>> Begin Records

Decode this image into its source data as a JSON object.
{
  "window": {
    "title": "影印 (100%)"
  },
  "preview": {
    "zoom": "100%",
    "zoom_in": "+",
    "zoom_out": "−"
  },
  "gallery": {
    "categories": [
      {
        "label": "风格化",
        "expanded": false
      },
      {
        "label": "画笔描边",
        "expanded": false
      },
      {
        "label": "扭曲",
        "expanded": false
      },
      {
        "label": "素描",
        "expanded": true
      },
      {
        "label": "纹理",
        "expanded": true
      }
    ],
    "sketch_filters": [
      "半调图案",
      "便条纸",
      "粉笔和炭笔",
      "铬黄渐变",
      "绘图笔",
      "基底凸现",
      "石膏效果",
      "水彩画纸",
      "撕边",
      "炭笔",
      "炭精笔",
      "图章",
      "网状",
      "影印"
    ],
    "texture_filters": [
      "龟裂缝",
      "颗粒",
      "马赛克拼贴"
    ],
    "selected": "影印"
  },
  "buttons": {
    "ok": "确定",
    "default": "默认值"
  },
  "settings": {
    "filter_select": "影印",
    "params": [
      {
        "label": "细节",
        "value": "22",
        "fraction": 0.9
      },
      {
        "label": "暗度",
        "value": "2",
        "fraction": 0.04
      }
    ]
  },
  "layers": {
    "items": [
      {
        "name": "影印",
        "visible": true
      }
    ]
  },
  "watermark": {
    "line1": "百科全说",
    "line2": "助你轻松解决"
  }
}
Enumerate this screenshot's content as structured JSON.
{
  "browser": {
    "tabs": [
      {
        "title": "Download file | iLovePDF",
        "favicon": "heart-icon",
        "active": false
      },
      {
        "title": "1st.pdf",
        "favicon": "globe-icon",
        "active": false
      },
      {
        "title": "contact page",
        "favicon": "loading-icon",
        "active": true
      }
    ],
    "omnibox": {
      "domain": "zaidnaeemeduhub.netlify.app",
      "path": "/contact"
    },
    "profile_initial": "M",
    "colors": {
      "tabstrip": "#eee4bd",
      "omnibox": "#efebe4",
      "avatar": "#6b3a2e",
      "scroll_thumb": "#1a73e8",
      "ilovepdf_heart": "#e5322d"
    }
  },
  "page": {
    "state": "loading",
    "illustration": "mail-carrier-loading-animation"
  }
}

>> End Records

Task requirements: From the listing above, pick out each line where the word "true" appears.

The solution:
        "expanded": true
        "expanded": true
        "visible": true
        "active": true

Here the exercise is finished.